AIM ▸
Transcribe every record that appears below, exactly and in full.

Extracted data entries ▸

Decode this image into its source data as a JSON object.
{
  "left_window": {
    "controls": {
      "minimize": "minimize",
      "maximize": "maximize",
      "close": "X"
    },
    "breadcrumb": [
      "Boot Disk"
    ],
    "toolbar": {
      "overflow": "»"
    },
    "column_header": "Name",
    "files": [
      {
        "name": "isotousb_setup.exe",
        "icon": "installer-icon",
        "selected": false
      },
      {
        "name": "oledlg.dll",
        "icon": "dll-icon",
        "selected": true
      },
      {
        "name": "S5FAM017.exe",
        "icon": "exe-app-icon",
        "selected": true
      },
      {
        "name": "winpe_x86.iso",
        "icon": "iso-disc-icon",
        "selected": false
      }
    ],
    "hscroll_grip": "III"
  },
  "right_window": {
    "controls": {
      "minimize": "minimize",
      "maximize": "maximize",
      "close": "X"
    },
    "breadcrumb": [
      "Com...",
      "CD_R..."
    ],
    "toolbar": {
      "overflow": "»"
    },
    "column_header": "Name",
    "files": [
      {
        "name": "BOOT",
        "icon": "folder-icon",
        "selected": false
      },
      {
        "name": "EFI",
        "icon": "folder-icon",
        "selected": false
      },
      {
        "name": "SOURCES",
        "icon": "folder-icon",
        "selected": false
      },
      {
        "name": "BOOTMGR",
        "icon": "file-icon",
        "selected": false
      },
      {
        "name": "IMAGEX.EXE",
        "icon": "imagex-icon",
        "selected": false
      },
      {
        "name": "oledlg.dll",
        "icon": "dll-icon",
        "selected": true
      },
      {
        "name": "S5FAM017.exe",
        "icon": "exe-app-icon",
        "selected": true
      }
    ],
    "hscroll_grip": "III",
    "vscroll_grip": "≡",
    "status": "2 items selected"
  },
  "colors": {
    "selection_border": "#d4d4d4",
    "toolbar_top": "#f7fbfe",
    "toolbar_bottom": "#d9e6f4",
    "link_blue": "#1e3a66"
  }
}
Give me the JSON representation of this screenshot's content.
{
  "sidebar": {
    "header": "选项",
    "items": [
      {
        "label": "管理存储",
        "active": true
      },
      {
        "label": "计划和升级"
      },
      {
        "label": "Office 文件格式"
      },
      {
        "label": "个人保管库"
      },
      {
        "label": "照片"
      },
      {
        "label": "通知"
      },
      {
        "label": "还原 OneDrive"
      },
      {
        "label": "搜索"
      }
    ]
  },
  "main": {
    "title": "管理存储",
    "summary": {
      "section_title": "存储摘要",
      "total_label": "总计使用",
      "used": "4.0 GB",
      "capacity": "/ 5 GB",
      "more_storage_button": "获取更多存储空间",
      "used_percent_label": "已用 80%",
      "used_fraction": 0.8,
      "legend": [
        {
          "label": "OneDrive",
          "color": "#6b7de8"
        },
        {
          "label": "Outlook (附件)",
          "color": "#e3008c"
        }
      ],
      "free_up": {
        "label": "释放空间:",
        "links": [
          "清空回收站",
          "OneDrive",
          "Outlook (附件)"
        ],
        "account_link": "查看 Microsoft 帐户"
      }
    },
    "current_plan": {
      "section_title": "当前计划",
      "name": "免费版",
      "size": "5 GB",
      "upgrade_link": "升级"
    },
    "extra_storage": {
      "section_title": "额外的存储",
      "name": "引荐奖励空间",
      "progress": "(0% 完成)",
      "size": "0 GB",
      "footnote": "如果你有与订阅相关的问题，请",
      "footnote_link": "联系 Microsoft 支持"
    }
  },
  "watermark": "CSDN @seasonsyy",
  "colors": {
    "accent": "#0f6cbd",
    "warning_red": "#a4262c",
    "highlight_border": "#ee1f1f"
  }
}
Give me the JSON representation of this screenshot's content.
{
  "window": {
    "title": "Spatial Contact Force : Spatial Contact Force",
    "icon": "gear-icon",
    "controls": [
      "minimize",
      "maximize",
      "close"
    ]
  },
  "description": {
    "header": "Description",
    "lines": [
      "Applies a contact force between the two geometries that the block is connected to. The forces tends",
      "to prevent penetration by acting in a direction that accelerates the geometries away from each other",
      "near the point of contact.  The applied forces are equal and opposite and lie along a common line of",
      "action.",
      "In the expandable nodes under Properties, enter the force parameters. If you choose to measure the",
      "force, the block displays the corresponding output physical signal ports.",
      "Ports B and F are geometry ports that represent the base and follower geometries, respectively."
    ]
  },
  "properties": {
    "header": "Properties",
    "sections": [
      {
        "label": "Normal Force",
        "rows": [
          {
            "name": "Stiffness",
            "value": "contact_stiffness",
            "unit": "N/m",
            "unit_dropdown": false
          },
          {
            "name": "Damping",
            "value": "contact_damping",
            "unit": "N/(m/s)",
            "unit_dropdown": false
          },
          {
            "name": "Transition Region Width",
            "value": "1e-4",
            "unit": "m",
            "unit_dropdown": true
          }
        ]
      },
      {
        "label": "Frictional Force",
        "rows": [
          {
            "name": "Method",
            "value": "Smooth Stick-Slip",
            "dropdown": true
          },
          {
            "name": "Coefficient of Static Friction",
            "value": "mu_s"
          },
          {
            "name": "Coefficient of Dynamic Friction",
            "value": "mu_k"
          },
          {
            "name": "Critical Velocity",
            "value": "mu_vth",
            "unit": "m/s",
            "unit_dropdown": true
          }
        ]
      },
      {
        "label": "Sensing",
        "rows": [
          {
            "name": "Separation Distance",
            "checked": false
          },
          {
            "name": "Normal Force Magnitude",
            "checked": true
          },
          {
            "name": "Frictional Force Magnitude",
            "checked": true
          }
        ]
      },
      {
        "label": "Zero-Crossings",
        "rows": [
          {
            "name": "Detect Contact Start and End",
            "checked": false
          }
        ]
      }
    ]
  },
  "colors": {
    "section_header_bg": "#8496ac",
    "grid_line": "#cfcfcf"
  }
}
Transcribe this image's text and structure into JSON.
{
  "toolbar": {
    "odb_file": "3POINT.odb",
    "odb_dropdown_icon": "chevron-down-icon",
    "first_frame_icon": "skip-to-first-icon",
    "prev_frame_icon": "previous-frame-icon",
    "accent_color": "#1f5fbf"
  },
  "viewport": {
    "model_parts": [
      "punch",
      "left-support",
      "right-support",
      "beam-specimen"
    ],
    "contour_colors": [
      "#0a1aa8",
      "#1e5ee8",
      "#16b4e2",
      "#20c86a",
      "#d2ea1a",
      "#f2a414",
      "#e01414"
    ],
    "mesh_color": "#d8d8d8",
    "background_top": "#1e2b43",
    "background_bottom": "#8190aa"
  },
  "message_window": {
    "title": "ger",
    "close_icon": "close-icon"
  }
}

WRITTEN RESPONSE ▸
Decode this image into its source data as a JSON object.
{
  "left_window": {
    "controls": {
      "minimize": "minimize",
      "maximize": "maximize",
      "close": "X"
    },
    "breadcrumb": [
      "Boot Disk"
    ],
    "toolbar": {
      "overflow": "»"
    },
    "column_header": "Name",
    "files": [
      {
        "name": "isotousb_setup.exe",
        "icon": "installer-icon",
        "selected": false
      },
      {
        "name": "oledlg.dll",
        "icon": "dll-icon",
        "selected": true
      },
      {
        "name": "S5FAM017.exe",
        "icon": "exe-app-icon",
        "selected": true
      },
      {
        "name": "winpe_x86.iso",
        "icon": "iso-disc-icon",
        "selected": false
      }
    ],
    "hscroll_grip": "III"
  },
  "right_window": {
    "controls": {
      "minimize": "minimize",
      "maximize": "maximize",
      "close": "X"
    },
    "breadcrumb": [
      "Com...",
      "CD_R..."
    ],
    "toolbar": {
      "overflow": "»"
    },
    "column_header": "Name",
    "files": [
      {
        "name": "BOOT",
        "icon": "folder-icon",
        "selected": false
      },
      {
        "name": "EFI",
        "icon": "folder-icon",
        "selected": false
      },
      {
        "name": "SOURCES",
        "icon": "folder-icon",
        "selected": false
      },
      {
        "name": "BOOTMGR",
        "icon": "file-icon",
        "selected": false
      },
      {
        "name": "IMAGEX.EXE",
        "icon": "imagex-icon",
        "selected": false
      },
      {
        "name": "oledlg.dll",
        "icon": "dll-icon",
        "selected": true
      },
      {
        "name": "S5FAM017.exe",
        "icon": "exe-app-icon",
        "selected": true
      }
    ],
    "hscroll_grip": "III",
    "vscroll_grip": "≡",
    "status": "2 items selected"
  },
  "colors": {
    "selection_border": "#d4d4d4",
    "toolbar_top": "#f7fbfe",
    "toolbar_bottom": "#d9e6f4",
    "link_blue": "#1e3a66"
  }
}
Give me the JSON representation of this screenshot's content.
{
  "sidebar": {
    "header": "选项",
    "items": [
      {
        "label": "管理存储",
        "active": true
      },
      {
        "label": "计划和升级"
      },
      {
        "label": "Office 文件格式"
      },
      {
        "label": "个人保管库"
      },
      {
        "label": "照片"
      },
      {
        "label": "通知"
      },
      {
        "label": "还原 OneDrive"
      },
      {
        "label": "搜索"
      }
    ]
  },
  "main": {
    "title": "管理存储",
    "summary": {
      "section_title": "存储摘要",
      "total_label": "总计使用",
      "used": "4.0 GB",
      "capacity": "/ 5 GB",
      "more_storage_button": "获取更多存储空间",
      "used_percent_label": "已用 80%",
      "used_fraction": 0.8,
      "legend": [
        {
          "label": "OneDrive",
          "color": "#6b7de8"
        },
        {
          "label": "Outlook (附件)",
          "color": "#e3008c"
        }
      ],
      "free_up": {
        "label": "释放空间:",
        "links": [
          "清空回收站",
          "OneDrive",
          "Outlook (附件)"
        ],
        "account_link": "查看 Microsoft 帐户"
      }
    },
    "current_plan": {
      "section_title": "当前计划",
      "name": "免费版",
      "size": "5 GB",
      "upgrade_link": "升级"
    },
    "extra_storage": {
      "section_title": "额外的存储",
      "name": "引荐奖励空间",
      "progress": "(0% 完成)",
      "size": "0 GB",
      "footnote": "如果你有与订阅相关的问题，请",
      "footnote_link": "联系 Microsoft 支持"
    }
  },
  "watermark": "CSDN @seasonsyy",
  "colors": {
    "accent": "#0f6cbd",
    "warning_red": "#a4262c",
    "highlight_border": "#ee1f1f"
  }
}
Give me the JSON representation of this screenshot's content.
{
  "window": {
    "title": "Spatial Contact Force : Spatial Contact Force",
    "icon": "gear-icon",
    "controls": [
      "minimize",
      "maximize",
      "close"
    ]
  },
  "description": {
    "header": "Description",
    "lines": [
      "Applies a contact force between the two geometries that the block is connected to. The forces tends",
      "to prevent penetration by acting in a direction that accelerates the geometries away from each other",
      "near the point of contact.  The applied forces are equal and opposite and lie along a common line of",
      "action.",
      "In the expandable nodes under Properties, enter the force parameters. If you choose to measure the",
      "force, the block displays the corresponding output physical signal ports.",
      "Ports B and F are geometry ports that represent the base and follower geometries, respectively."
    ]
  },
  "properties": {
    "header": "Properties",
    "sections": [
      {
        "label": "Normal Force",
        "rows": [
          {
            "name": "Stiffness",
            "value": "contact_stiffness",
            "unit": "N/m",
            "unit_dropdown": false
          },
          {
            "name": "Damping",
            "value": "contact_damping",
            "unit": "N/(m/s)",
            "unit_dropdown": false
          },
          {
            "name": "Transition Region Width",
            "value": "1e-4",
            "unit": "m",
            "unit_dropdown": true
          }
        ]
      },
      {
        "label": "Frictional Force",
        "rows": [
          {
            "name": "Method",
            "value": "Smooth Stick-Slip",
            "dropdown": true
          },
          {
            "name": "Coefficient of Static Friction",
            "value": "mu_s"
          },
          {
            "name": "Coefficient of Dynamic Friction",
            "value": "mu_k"
          },
          {
            "name": "Critical Velocity",
            "value": "mu_vth",
            "unit": "m/s",
            "unit_dropdown": true
          }
        ]
      },
      {
        "label": "Sensing",
        "rows": [
          {
            "name": "Separation Distance",
            "checked": false
          },
          {
            "name": "Normal Force Magnitude",
            "checked": true
          },
          {
            "name": "Frictional Force Magnitude",
            "checked": true
          }
        ]
      },
      {
        "label": "Zero-Crossings",
        "rows": [
          {
            "name": "Detect Contact Start and End",
            "checked": false
          }
        ]
      }
    ]
  },
  "colors": {
    "section_header_bg": "#8496ac",
    "grid_line": "#cfcfcf"
  }
}
Transcribe this image's text and structure into JSON.
{
  "toolbar": {
    "odb_file": "3POINT.odb",
    "odb_dropdown_icon": "chevron-down-icon",
    "first_frame_icon": "skip-to-first-icon",
    "prev_frame_icon": "previous-frame-icon",
    "accent_color": "#1f5fbf"
  },
  "viewport": {
    "model_parts": [
      "punch",
      "left-support",
      "right-support",
      "beam-specimen"
    ],
    "contour_colors": [
      "#0a1aa8",
      "#1e5ee8",
      "#16b4e2",
      "#20c86a",
      "#d2ea1a",
      "#f2a414",
      "#e01414"
    ],
    "mesh_color": "#d8d8d8",
    "background_top": "#1e2b43",
    "background_bottom": "#8190aa"
  },
  "message_window": {
    "title": "ger",
    "close_icon": "close-icon"
  }
}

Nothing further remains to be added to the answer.